--- start of STORED DATA ---
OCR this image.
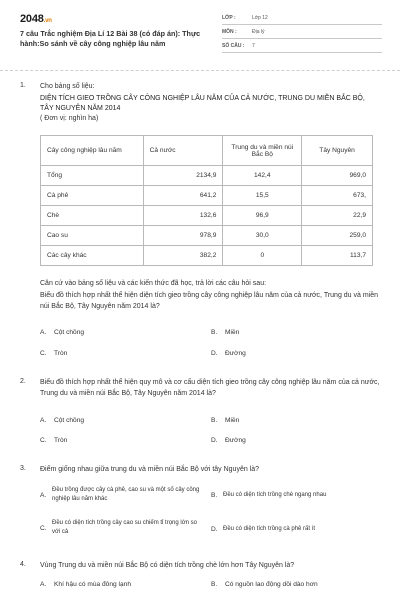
2048.vn
7 câu Trắc nghiệm Địa Lí 12 Bài 38 (có đáp án): Thực hành:So sánh về cây công nghiệp lâu năm
LỚP :	Lớp 12
MÔN :	Địa lý
SỐ CÂU :	7
1. Cho bảng số liệu:
DIỆN TÍCH GIEO TRỒNG CÂY CÔNG NGHIỆP LÂU NĂM CỦA CẢ NƯỚC, TRUNG DU MIỀN BẮC BỘ, TÂY NGUYÊN NĂM 2014
( Đơn vị: nghìn ha)
Cây công nghiệp lâu năm	Cả nước	Trung du và miền núi Bắc Bộ	Tây Nguyên
Tổng	2134,9	142,4	969,0
Cà phê	641,2	15,5	673,
Chè	132,6	96,9	22,9
Cao su	978,9	30,0	259,0
Các cây khác	382,2	0	113,7
Căn cứ vào bảng số liệu và các kiến thức đã học, trả lời các câu hỏi sau:
Biểu đồ thích hợp nhất thể hiện diện tích gieo trồng cây công nghiệp lâu năm của cả nước, Trung du và miền núi Bắc Bộ, Tây Nguyên năm 2014 là?
A. Cột chồng	B. Miền
C. Tròn	D. Đường
2. Biểu đồ thích hợp nhất thể hiện quy mô và cơ cấu diện tích gieo trồng cây công nghiệp lâu năm của cả nước, Trung du và miền núi Bắc Bộ, Tây Nguyên năm 2014 là?
A. Cột chồng	B. Miền
C. Tròn	D. Đường
3. Điểm giống nhau giữa trung du và miền núi Bắc Bộ với tây Nguyên là?
A.
Đều trồng được cây cà phê, cao su và một số cây công nghiệp lâu năm khác	B. Đều có diện tích trồng chè ngang nhau
C.
Đều có diện tích trồng cây cao su chiếm tỉ trọng lớn so với cả	D. Đều có diện tích trồng cà phê rất ít
4. Vùng Trung du và miền núi Bắc Bộ có diện tích trồng chè lớn hơn Tây Nguyên là?
A. Khí hậu có mùa đông lạnh	B. Có nguồn lao động dồi dào hơn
--- end of STORED DATA ---
* **BRIEF**:
Sift the material for lines with the string "nhất". Copy each one found.

* **RESPONSE TO THE EXERCISE**:
Biểu đồ thích hợp nhất thể hiện diện tích gieo trồng cây công nghiệp lâu năm của cả nước, Trung du và miền núi Bắc Bộ, Tây Nguyên năm 2014 là?
2. Biểu đồ thích hợp nhất thể hiện quy mô và cơ cấu diện tích gieo trồng cây công nghiệp lâu năm của cả nước, Trung du và miền núi Bắc Bộ, Tây Nguyên năm 2014 là?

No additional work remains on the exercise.